(Stored data entries)
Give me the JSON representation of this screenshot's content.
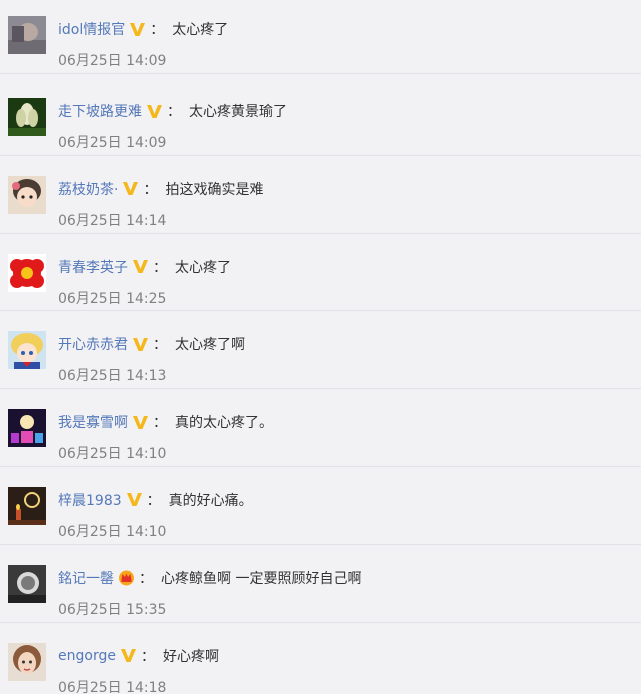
{
  "comments": [
    {
      "user": "idol情报官",
      "badge": "v-badge",
      "text": "太心疼了",
      "time": "06月25日 14:09"
    },
    {
      "user": "走下坡路更难",
      "badge": "v-badge",
      "text": "太心疼黄景瑜了",
      "time": "06月25日 14:09"
    },
    {
      "user": "荔枝奶茶·",
      "badge": "v-badge",
      "text": "拍这戏确实是难",
      "time": "06月25日 14:14"
    },
    {
      "user": "青春李英子",
      "badge": "v-badge",
      "text": "太心疼了",
      "time": "06月25日 14:25"
    },
    {
      "user": "开心赤赤君",
      "badge": "v-badge",
      "text": "太心疼了啊",
      "time": "06月25日 14:13"
    },
    {
      "user": "我是寡雪啊",
      "badge": "v-badge",
      "text": "真的太心疼了。",
      "time": "06月25日 14:10"
    },
    {
      "user": "梓晨1983",
      "badge": "v-badge",
      "text": "真的好心痛。",
      "time": "06月25日 14:10"
    },
    {
      "user": "銘记一罄",
      "badge": "crown-badge",
      "text": "心疼鲸鱼啊 一定要照顾好自己啊",
      "time": "06月25日 15:35"
    },
    {
      "user": "engorge",
      "badge": "v-badge",
      "text": "好心疼啊",
      "time": "06月25日 14:18"
    }
  ],
  "colon": "："
}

» The task:
Omit the pictures, and quote the material above exactly as given.

» Expected answer:
Give me the JSON representation of this screenshot's content.
{
  "comments": [
    {
      "user": "idol情报官",
      "badge": "v-badge",
      "text": "太心疼了",
      "time": "06月25日 14:09"
    },
    {
      "user": "走下坡路更难",
      "badge": "v-badge",
      "text": "太心疼黄景瑜了",
      "time": "06月25日 14:09"
    },
    {
      "user": "荔枝奶茶·",
      "badge": "v-badge",
      "text": "拍这戏确实是难",
      "time": "06月25日 14:14"
    },
    {
      "user": "青春李英子",
      "badge": "v-badge",
      "text": "太心疼了",
      "time": "06月25日 14:25"
    },
    {
      "user": "开心赤赤君",
      "badge": "v-badge",
      "text": "太心疼了啊",
      "time": "06月25日 14:13"
    },
    {
      "user": "我是寡雪啊",
      "badge": "v-badge",
      "text": "真的太心疼了。",
      "time": "06月25日 14:10"
    },
    {
      "user": "梓晨1983",
      "badge": "v-badge",
      "text": "真的好心痛。",
      "time": "06月25日 14:10"
    },
    {
      "user": "銘记一罄",
      "badge": "crown-badge",
      "text": "心疼鲸鱼啊 一定要照顾好自己啊",
      "time": "06月25日 15:35"
    },
    {
      "user": "engorge",
      "badge": "v-badge",
      "text": "好心疼啊",
      "time": "06月25日 14:18"
    }
  ],
  "colon": "："
}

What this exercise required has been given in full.